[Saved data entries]
□ □ □
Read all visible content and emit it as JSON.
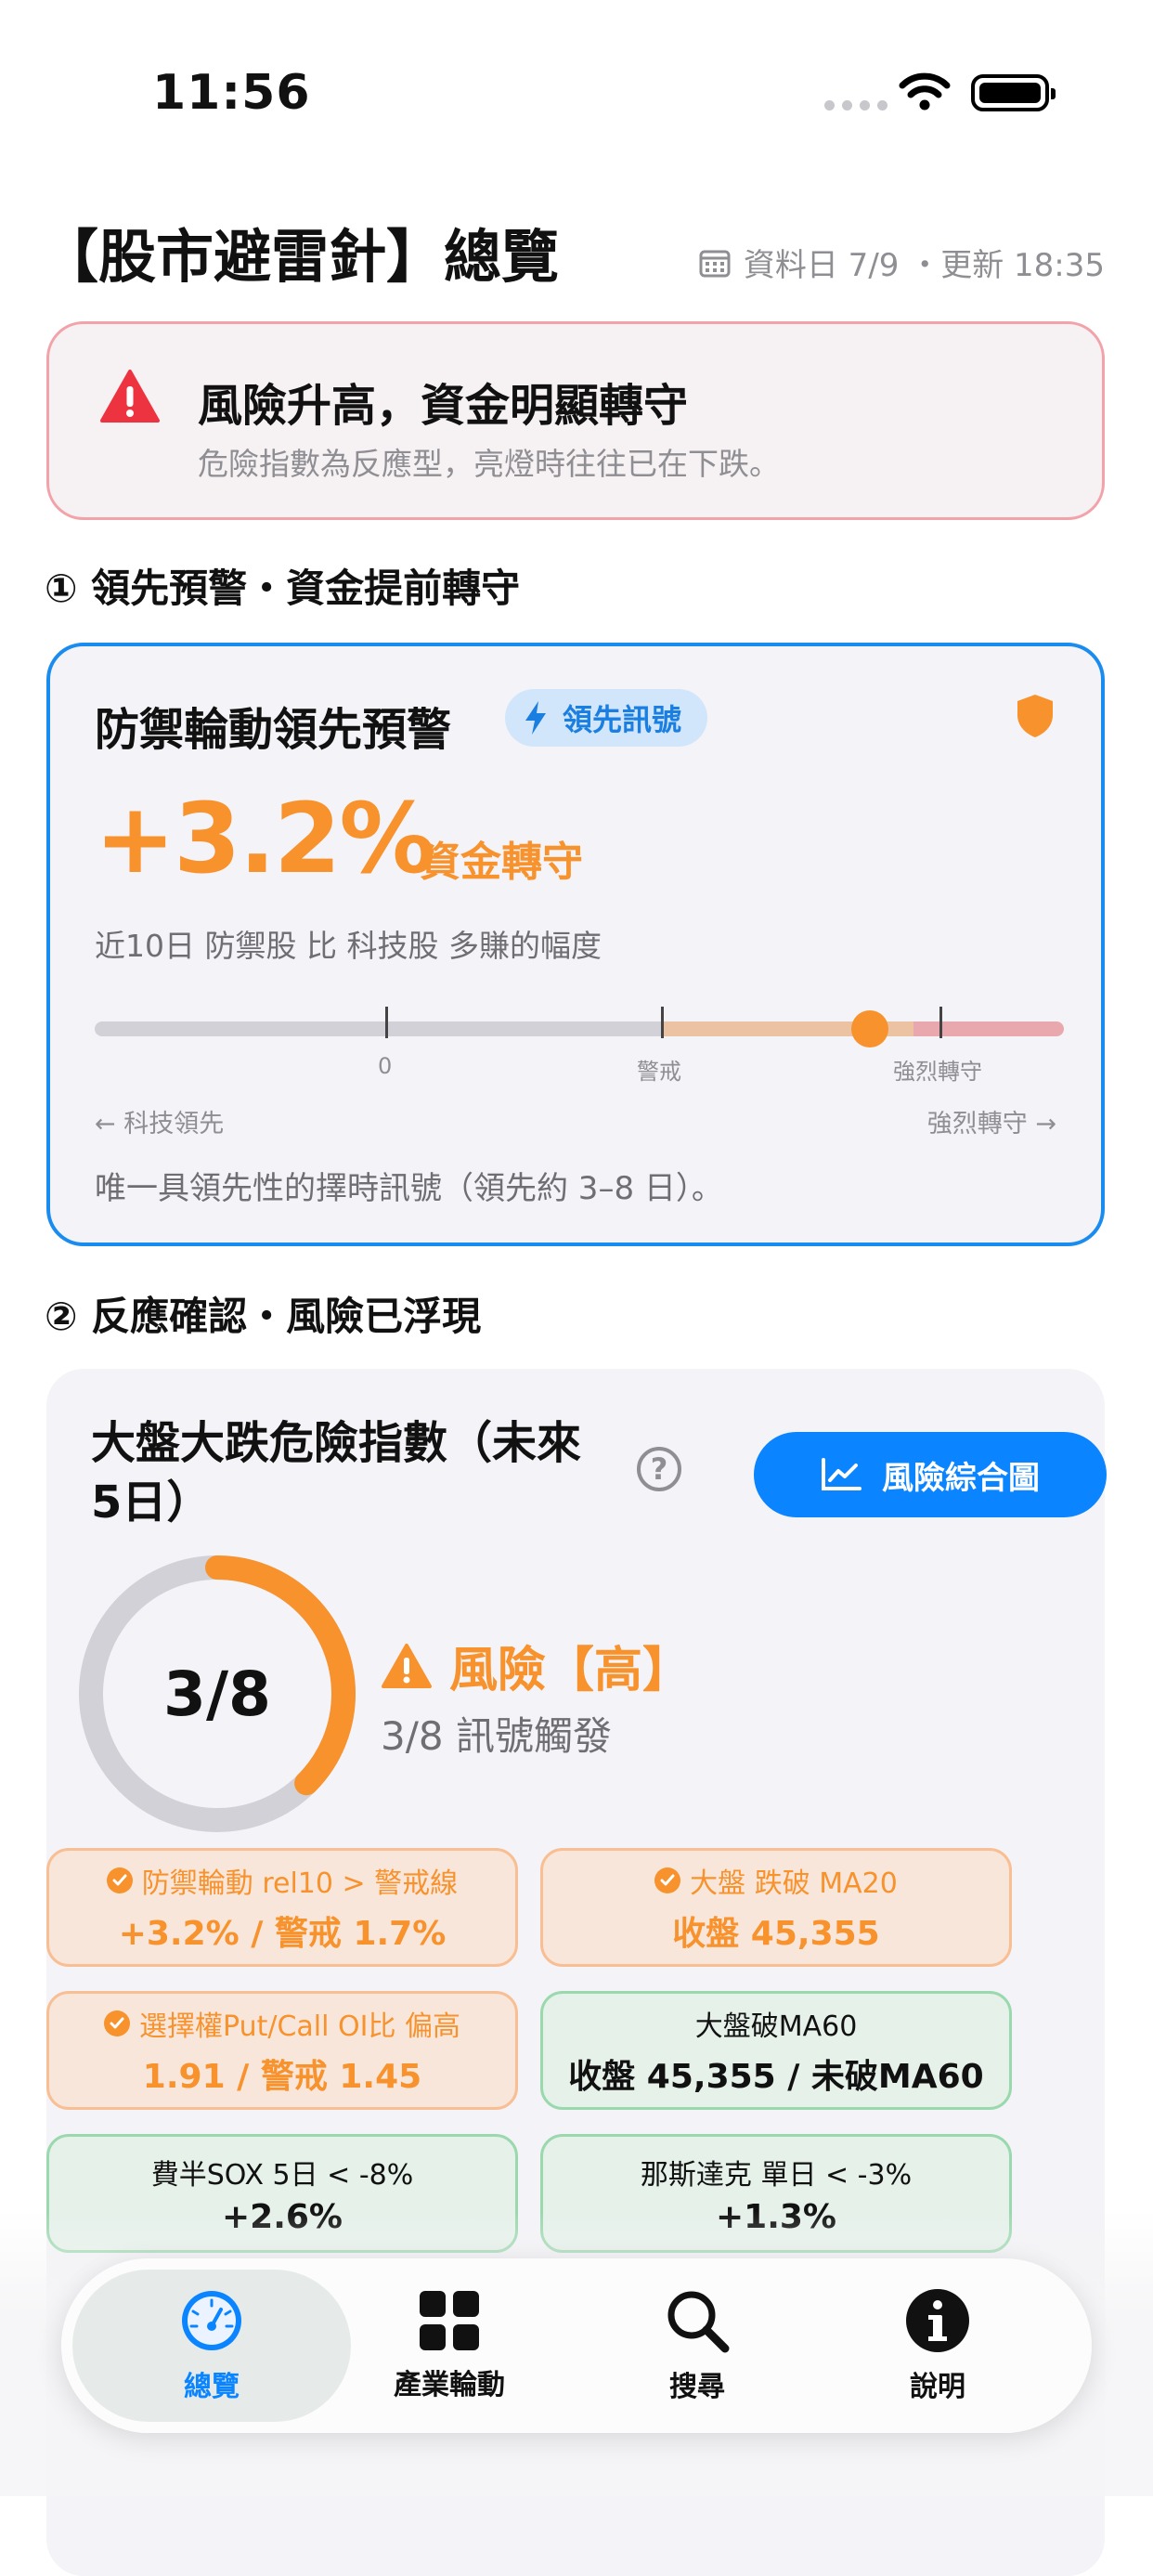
{
  "status": {
    "time": "11:56"
  },
  "header": {
    "title": "【股市避雷針】總覽",
    "meta": "資料日 7/9 ・更新 18:35"
  },
  "alert": {
    "headline": "風險升高，資金明顯轉守",
    "sub": "危險指數為反應型，亮燈時往往已在下跌。"
  },
  "section1": {
    "title": "① 領先預警・資金提前轉守"
  },
  "lead": {
    "title": "防禦輪動領先預警",
    "pill": "領先訊號",
    "value": "+3.2%",
    "tag": "資金轉守",
    "desc": "近10日 防禦股 比 科技股 多賺的幅度",
    "gauge_position": 0.8,
    "ticks": {
      "zero": "0",
      "warn": "警戒",
      "strong": "強烈轉守"
    },
    "left_hint": "← 科技領先",
    "right_hint": "強烈轉守 →",
    "footer": "唯一具領先性的擇時訊號（領先約 3–8 日）。",
    "colors": {
      "accent": "#f7922d",
      "border": "#1a8cf0"
    }
  },
  "section2": {
    "title": "② 反應確認・風險已浮現"
  },
  "danger": {
    "title": "大盤大跌危險指數（未來5日）",
    "help": "?",
    "chart_button": "風險綜合圖",
    "score": "3/8",
    "score_fraction": 0.375,
    "level": "風險【高】",
    "triggered": "3/8 訊號觸發",
    "signals": [
      {
        "label": "防禦輪動 rel10 > 警戒線",
        "value": "+3.2% / 警戒 1.7%",
        "on": true
      },
      {
        "label": "大盤 跌破 MA20",
        "value": "收盤 45,355",
        "on": true
      },
      {
        "label": "選擇權Put/Call OI比 偏高",
        "value": "1.91 / 警戒 1.45",
        "on": true
      },
      {
        "label": "大盤破MA60",
        "value": "收盤 45,355 / 未破MA60",
        "on": false
      },
      {
        "label": "費半SOX 5日 < -8%",
        "value": "+2.6%",
        "on": false
      },
      {
        "label": "那斯達克 單日 < -3%",
        "value": "+1.3%",
        "on": false
      }
    ]
  },
  "tabs": [
    {
      "label": "總覽",
      "icon": "gauge-icon",
      "active": true
    },
    {
      "label": "產業輪動",
      "icon": "grid-icon",
      "active": false
    },
    {
      "label": "搜尋",
      "icon": "search-icon",
      "active": false
    },
    {
      "label": "說明",
      "icon": "info-icon",
      "active": false
    }
  ]
}
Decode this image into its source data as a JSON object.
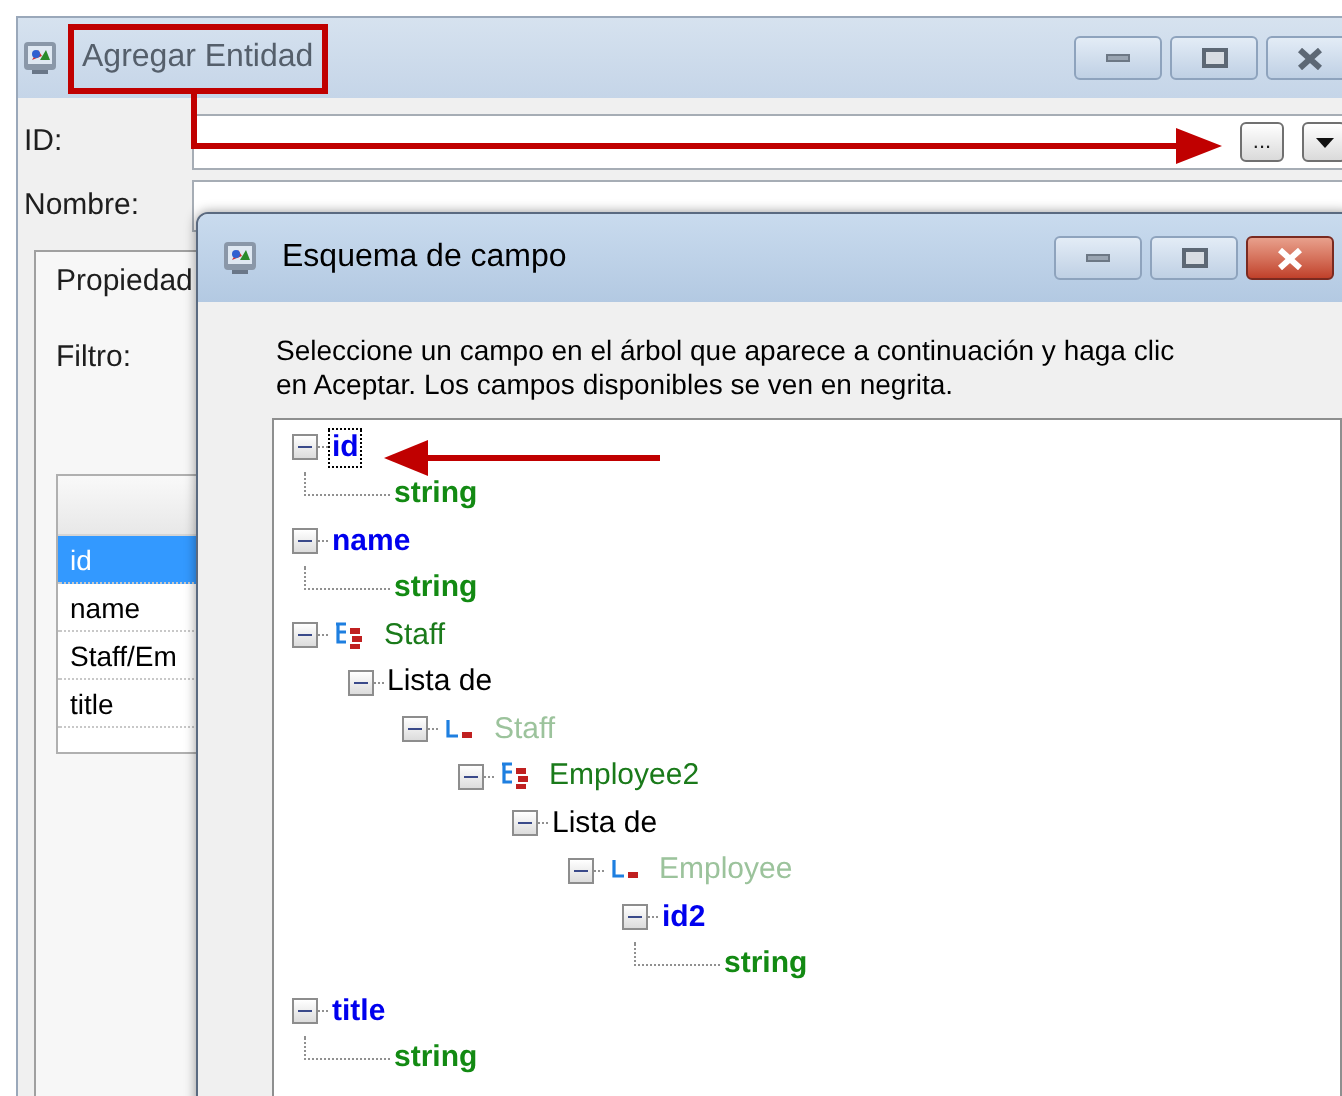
{
  "main_window": {
    "title": "Agregar Entidad",
    "id_label": "ID:",
    "browse_button": "...",
    "name_label": "Nombre:",
    "tab": "Propiedad",
    "filter_label": "Filtro:",
    "list": [
      {
        "label": "id",
        "selected": true
      },
      {
        "label": "name",
        "selected": false
      },
      {
        "label": "Staff/Em",
        "selected": false
      },
      {
        "label": "title",
        "selected": false
      }
    ]
  },
  "dialog": {
    "title": "Esquema de campo",
    "instructions": "Seleccione un campo en el árbol que aparece a continuación y haga clic en Aceptar. Los campos disponibles se ven en negrita.",
    "tree": [
      {
        "label": "id",
        "kind": "field",
        "selected": true,
        "expanded": true,
        "children": [
          {
            "label": "string",
            "kind": "type",
            "selected": false
          }
        ]
      },
      {
        "label": "name",
        "kind": "field",
        "selected": false,
        "expanded": true,
        "children": [
          {
            "label": "string",
            "kind": "type",
            "selected": false
          }
        ]
      },
      {
        "label": "Staff",
        "kind": "complex",
        "selected": false,
        "expanded": true,
        "children": [
          {
            "label": "Lista de",
            "kind": "list",
            "selected": false,
            "expanded": true,
            "children": [
              {
                "label": "Staff",
                "kind": "ref",
                "selected": false,
                "expanded": true,
                "children": [
                  {
                    "label": "Employee2",
                    "kind": "complex",
                    "selected": false,
                    "expanded": true,
                    "children": [
                      {
                        "label": "Lista de",
                        "kind": "list",
                        "selected": false,
                        "expanded": true,
                        "children": [
                          {
                            "label": "Employee",
                            "kind": "ref",
                            "selected": false,
                            "expanded": true,
                            "children": [
                              {
                                "label": "id2",
                                "kind": "field",
                                "selected": false,
                                "expanded": true,
                                "children": [
                                  {
                                    "label": "string",
                                    "kind": "type",
                                    "selected": false
                                  }
                                ]
                              }
                            ]
                          }
                        ]
                      }
                    ]
                  }
                ]
              }
            ]
          }
        ]
      },
      {
        "label": "title",
        "kind": "field",
        "selected": false,
        "expanded": true,
        "children": [
          {
            "label": "string",
            "kind": "type",
            "selected": false
          }
        ]
      }
    ]
  }
}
□ □ □
Given problem:
Would you set down the listing exactly, omitting pictures?

Full answer:
Read all visible content and emit it as JSON.
{
  "status": {
    "time": "11:56"
  },
  "header": {
    "title": "【股市避雷針】總覽",
    "meta": "資料日 7/9 ・更新 18:35"
  },
  "alert": {
    "headline": "風險升高，資金明顯轉守",
    "sub": "危險指數為反應型，亮燈時往往已在下跌。"
  },
  "section1": {
    "title": "① 領先預警・資金提前轉守"
  },
  "lead": {
    "title": "防禦輪動領先預警",
    "pill": "領先訊號",
    "value": "+3.2%",
    "tag": "資金轉守",
    "desc": "近10日 防禦股 比 科技股 多賺的幅度",
    "gauge_position": 0.8,
    "ticks": {
      "zero": "0",
      "warn": "警戒",
      "strong": "強烈轉守"
    },
    "left_hint": "← 科技領先",
    "right_hint": "強烈轉守 →",
    "footer": "唯一具領先性的擇時訊號（領先約 3–8 日）。",
    "colors": {
      "accent": "#f7922d",
      "border": "#1a8cf0"
    }
  },
  "section2": {
    "title": "② 反應確認・風險已浮現"
  },
  "danger": {
    "title": "大盤大跌危險指數（未來5日）",
    "help": "?",
    "chart_button": "風險綜合圖",
    "score": "3/8",
    "score_fraction": 0.375,
    "level": "風險【高】",
    "triggered": "3/8 訊號觸發",
    "signals": [
      {
        "label": "防禦輪動 rel10 > 警戒線",
        "value": "+3.2% / 警戒 1.7%",
        "on": true
      },
      {
        "label": "大盤 跌破 MA20",
        "value": "收盤 45,355",
        "on": true
      },
      {
        "label": "選擇權Put/Call OI比 偏高",
        "value": "1.91 / 警戒 1.45",
        "on": true
      },
      {
        "label": "大盤破MA60",
        "value": "收盤 45,355 / 未破MA60",
        "on": false
      },
      {
        "label": "費半SOX 5日 < -8%",
        "value": "+2.6%",
        "on": false
      },
      {
        "label": "那斯達克 單日 < -3%",
        "value": "+1.3%",
        "on": false
      }
    ]
  },
  "tabs": [
    {
      "label": "總覽",
      "icon": "gauge-icon",
      "active": true
    },
    {
      "label": "產業輪動",
      "icon": "grid-icon",
      "active": false
    },
    {
      "label": "搜尋",
      "icon": "search-icon",
      "active": false
    },
    {
      "label": "說明",
      "icon": "info-icon",
      "active": false
    }
  ]
}
Decode this image into its source data as a JSON object.
{
  "main_window": {
    "title": "Agregar Entidad",
    "id_label": "ID:",
    "browse_button": "...",
    "name_label": "Nombre:",
    "tab": "Propiedad",
    "filter_label": "Filtro:",
    "list": [
      {
        "label": "id",
        "selected": true
      },
      {
        "label": "name",
        "selected": false
      },
      {
        "label": "Staff/Em",
        "selected": false
      },
      {
        "label": "title",
        "selected": false
      }
    ]
  },
  "dialog": {
    "title": "Esquema de campo",
    "instructions": "Seleccione un campo en el árbol que aparece a continuación y haga clic en Aceptar. Los campos disponibles se ven en negrita.",
    "tree": [
      {
        "label": "id",
        "kind": "field",
        "selected": true,
        "expanded": true,
        "children": [
          {
            "label": "string",
            "kind": "type",
            "selected": false
          }
        ]
      },
      {
        "label": "name",
        "kind": "field",
        "selected": false,
        "expanded": true,
        "children": [
          {
            "label": "string",
            "kind": "type",
            "selected": false
          }
        ]
      },
      {
        "label": "Staff",
        "kind": "complex",
        "selected": false,
        "expanded": true,
        "children": [
          {
            "label": "Lista de",
            "kind": "list",
            "selected": false,
            "expanded": true,
            "children": [
              {
                "label": "Staff",
                "kind": "ref",
                "selected": false,
                "expanded": true,
                "children": [
                  {
                    "label": "Employee2",
                    "kind": "complex",
                    "selected": false,
                    "expanded": true,
                    "children": [
                      {
                        "label": "Lista de",
                        "kind": "list",
                        "selected": false,
                        "expanded": true,
                        "children": [
                          {
                            "label": "Employee",
                            "kind": "ref",
                            "selected": false,
                            "expanded": true,
                            "children": [
                              {
                                "label": "id2",
                                "kind": "field",
                                "selected": false,
                                "expanded": true,
                                "children": [
                                  {
                                    "label": "string",
                                    "kind": "type",
                                    "selected": false
                                  }
                                ]
                              }
                            ]
                          }
                        ]
                      }
                    ]
                  }
                ]
              }
            ]
          }
        ]
      },
      {
        "label": "title",
        "kind": "field",
        "selected": false,
        "expanded": true,
        "children": [
          {
            "label": "string",
            "kind": "type",
            "selected": false
          }
        ]
      }
    ]
  }
}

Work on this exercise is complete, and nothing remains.